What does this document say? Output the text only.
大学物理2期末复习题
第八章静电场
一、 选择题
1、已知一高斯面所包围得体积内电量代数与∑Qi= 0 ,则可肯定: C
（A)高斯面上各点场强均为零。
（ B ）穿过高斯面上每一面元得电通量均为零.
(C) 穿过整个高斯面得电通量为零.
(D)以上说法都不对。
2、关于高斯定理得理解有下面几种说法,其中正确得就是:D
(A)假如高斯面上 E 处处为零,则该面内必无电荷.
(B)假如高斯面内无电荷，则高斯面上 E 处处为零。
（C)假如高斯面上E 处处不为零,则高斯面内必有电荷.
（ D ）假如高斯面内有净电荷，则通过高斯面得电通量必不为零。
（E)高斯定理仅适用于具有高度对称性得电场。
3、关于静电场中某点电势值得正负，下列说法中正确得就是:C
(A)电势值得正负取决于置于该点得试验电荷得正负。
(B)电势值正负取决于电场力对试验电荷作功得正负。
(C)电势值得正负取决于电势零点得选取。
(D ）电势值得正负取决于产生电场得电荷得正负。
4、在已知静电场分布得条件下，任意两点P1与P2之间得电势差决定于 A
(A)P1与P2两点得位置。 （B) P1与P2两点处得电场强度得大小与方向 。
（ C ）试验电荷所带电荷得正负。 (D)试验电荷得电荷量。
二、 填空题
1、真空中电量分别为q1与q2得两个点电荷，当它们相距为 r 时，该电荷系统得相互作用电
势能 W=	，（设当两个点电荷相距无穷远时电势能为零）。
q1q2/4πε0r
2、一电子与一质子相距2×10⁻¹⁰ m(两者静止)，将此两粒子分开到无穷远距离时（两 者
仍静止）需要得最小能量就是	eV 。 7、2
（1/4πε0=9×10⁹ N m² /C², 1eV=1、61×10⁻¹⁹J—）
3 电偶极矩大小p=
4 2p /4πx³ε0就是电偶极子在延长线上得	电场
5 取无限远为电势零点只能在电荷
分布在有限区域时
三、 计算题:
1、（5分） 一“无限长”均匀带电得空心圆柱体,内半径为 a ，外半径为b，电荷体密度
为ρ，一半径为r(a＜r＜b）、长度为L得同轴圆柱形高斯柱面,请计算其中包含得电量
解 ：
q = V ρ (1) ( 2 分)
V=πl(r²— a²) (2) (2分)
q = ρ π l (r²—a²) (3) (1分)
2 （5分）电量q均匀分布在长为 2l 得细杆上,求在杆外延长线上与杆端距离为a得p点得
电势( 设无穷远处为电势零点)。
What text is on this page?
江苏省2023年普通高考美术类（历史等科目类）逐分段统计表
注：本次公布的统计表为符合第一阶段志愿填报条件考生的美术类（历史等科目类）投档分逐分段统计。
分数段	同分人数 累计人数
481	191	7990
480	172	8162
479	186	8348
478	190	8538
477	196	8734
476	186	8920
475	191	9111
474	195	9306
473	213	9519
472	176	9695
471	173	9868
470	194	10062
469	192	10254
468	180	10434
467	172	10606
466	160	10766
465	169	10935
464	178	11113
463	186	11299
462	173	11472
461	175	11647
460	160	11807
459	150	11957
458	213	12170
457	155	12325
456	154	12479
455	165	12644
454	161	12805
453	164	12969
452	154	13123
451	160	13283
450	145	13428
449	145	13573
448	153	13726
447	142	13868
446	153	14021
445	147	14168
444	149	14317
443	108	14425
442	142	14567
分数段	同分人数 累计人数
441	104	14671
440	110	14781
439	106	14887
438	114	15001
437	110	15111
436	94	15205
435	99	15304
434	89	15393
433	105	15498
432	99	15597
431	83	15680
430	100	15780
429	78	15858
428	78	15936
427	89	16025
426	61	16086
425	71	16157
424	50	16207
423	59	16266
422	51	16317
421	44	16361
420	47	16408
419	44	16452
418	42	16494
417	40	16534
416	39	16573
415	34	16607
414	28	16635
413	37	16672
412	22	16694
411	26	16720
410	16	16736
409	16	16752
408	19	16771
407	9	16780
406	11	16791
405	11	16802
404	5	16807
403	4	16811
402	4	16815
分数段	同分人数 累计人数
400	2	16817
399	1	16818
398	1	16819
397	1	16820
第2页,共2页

***

▶ **Stated goal**:
Write out every line of the records exactly.

▶ **Result of the task**:
What does this document say? Output the text only.
大学物理2期末复习题
第八章静电场
一、 选择题
1、已知一高斯面所包围得体积内电量代数与∑Qi= 0 ,则可肯定: C
（A)高斯面上各点场强均为零。
（ B ）穿过高斯面上每一面元得电通量均为零.
(C) 穿过整个高斯面得电通量为零.
(D)以上说法都不对。
2、关于高斯定理得理解有下面几种说法,其中正确得就是:D
(A)假如高斯面上 E 处处为零,则该面内必无电荷.
(B)假如高斯面内无电荷，则高斯面上 E 处处为零。
（C)假如高斯面上E 处处不为零,则高斯面内必有电荷.
（ D ）假如高斯面内有净电荷，则通过高斯面得电通量必不为零。
（E)高斯定理仅适用于具有高度对称性得电场。
3、关于静电场中某点电势值得正负，下列说法中正确得就是:C
(A)电势值得正负取决于置于该点得试验电荷得正负。
(B)电势值正负取决于电场力对试验电荷作功得正负。
(C)电势值得正负取决于电势零点得选取。
(D ）电势值得正负取决于产生电场得电荷得正负。
4、在已知静电场分布得条件下，任意两点P1与P2之间得电势差决定于 A
(A)P1与P2两点得位置。 （B) P1与P2两点处得电场强度得大小与方向 。
（ C ）试验电荷所带电荷得正负。 (D)试验电荷得电荷量。
二、 填空题
1、真空中电量分别为q1与q2得两个点电荷，当它们相距为 r 时，该电荷系统得相互作用电
势能 W=	，（设当两个点电荷相距无穷远时电势能为零）。
q1q2/4πε0r
2、一电子与一质子相距2×10⁻¹⁰ m(两者静止)，将此两粒子分开到无穷远距离时（两 者
仍静止）需要得最小能量就是	eV 。 7、2
（1/4πε0=9×10⁹ N m² /C², 1eV=1、61×10⁻¹⁹J—）
3 电偶极矩大小p=
4 2p /4πx³ε0就是电偶极子在延长线上得	电场
5 取无限远为电势零点只能在电荷
分布在有限区域时
三、 计算题:
1、（5分） 一“无限长”均匀带电得空心圆柱体,内半径为 a ，外半径为b，电荷体密度
为ρ，一半径为r(a＜r＜b）、长度为L得同轴圆柱形高斯柱面,请计算其中包含得电量
解 ：
q = V ρ (1) ( 2 分)
V=πl(r²— a²) (2) (2分)
q = ρ π l (r²—a²) (3) (1分)
2 （5分）电量q均匀分布在长为 2l 得细杆上,求在杆外延长线上与杆端距离为a得p点得
电势( 设无穷远处为电势零点)。
What text is on this page?
江苏省2023年普通高考美术类（历史等科目类）逐分段统计表
注：本次公布的统计表为符合第一阶段志愿填报条件考生的美术类（历史等科目类）投档分逐分段统计。
分数段	同分人数 累计人数
481	191	7990
480	172	8162
479	186	8348
478	190	8538
477	196	8734
476	186	8920
475	191	9111
474	195	9306
473	213	9519
472	176	9695
471	173	9868
470	194	10062
469	192	10254
468	180	10434
467	172	10606
466	160	10766
465	169	10935
464	178	11113
463	186	11299
462	173	11472
461	175	11647
460	160	11807
459	150	11957
458	213	12170
457	155	12325
456	154	12479
455	165	12644
454	161	12805
453	164	12969
452	154	13123
451	160	13283
450	145	13428
449	145	13573
448	153	13726
447	142	13868
446	153	14021
445	147	14168
444	149	14317
443	108	14425
442	142	14567
分数段	同分人数 累计人数
441	104	14671
440	110	14781
439	106	14887
438	114	15001
437	110	15111
436	94	15205
435	99	15304
434	89	15393
433	105	15498
432	99	15597
431	83	15680
430	100	15780
429	78	15858
428	78	15936
427	89	16025
426	61	16086
425	71	16157
424	50	16207
423	59	16266
422	51	16317
421	44	16361
420	47	16408
419	44	16452
418	42	16494
417	40	16534
416	39	16573
415	34	16607
414	28	16635
413	37	16672
412	22	16694
411	26	16720
410	16	16736
409	16	16752
408	19	16771
407	9	16780
406	11	16791
405	11	16802
404	5	16807
403	4	16811
402	4	16815
分数段	同分人数 累计人数
400	2	16817
399	1	16818
398	1	16819
397	1	16820
第2页,共2页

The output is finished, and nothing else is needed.